▶ **Stored data**
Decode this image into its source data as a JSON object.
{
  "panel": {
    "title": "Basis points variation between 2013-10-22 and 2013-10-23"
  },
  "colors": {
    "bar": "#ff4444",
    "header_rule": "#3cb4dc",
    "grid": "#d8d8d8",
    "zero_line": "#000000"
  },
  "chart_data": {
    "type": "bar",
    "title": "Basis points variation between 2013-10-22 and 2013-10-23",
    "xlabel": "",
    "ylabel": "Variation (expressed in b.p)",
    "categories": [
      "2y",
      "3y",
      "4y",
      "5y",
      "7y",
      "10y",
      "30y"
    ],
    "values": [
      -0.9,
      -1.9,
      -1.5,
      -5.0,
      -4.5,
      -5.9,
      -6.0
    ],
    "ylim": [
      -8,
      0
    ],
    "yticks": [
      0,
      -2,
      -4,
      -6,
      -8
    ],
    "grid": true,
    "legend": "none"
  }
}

▶ **What you have to do**
All of the entries should be written out again exactly.

▶ **Final result**
Decode this image into its source data as a JSON object.
{
  "panel": {
    "title": "Basis points variation between 2013-10-22 and 2013-10-23"
  },
  "colors": {
    "bar": "#ff4444",
    "header_rule": "#3cb4dc",
    "grid": "#d8d8d8",
    "zero_line": "#000000"
  },
  "chart_data": {
    "type": "bar",
    "title": "Basis points variation between 2013-10-22 and 2013-10-23",
    "xlabel": "",
    "ylabel": "Variation (expressed in b.p)",
    "categories": [
      "2y",
      "3y",
      "4y",
      "5y",
      "7y",
      "10y",
      "30y"
    ],
    "values": [
      -0.9,
      -1.9,
      -1.5,
      -5.0,
      -4.5,
      -5.9,
      -6.0
    ],
    "ylim": [
      -8,
      0
    ],
    "yticks": [
      0,
      -2,
      -4,
      -6,
      -8
    ],
    "grid": true,
    "legend": "none"
  }
}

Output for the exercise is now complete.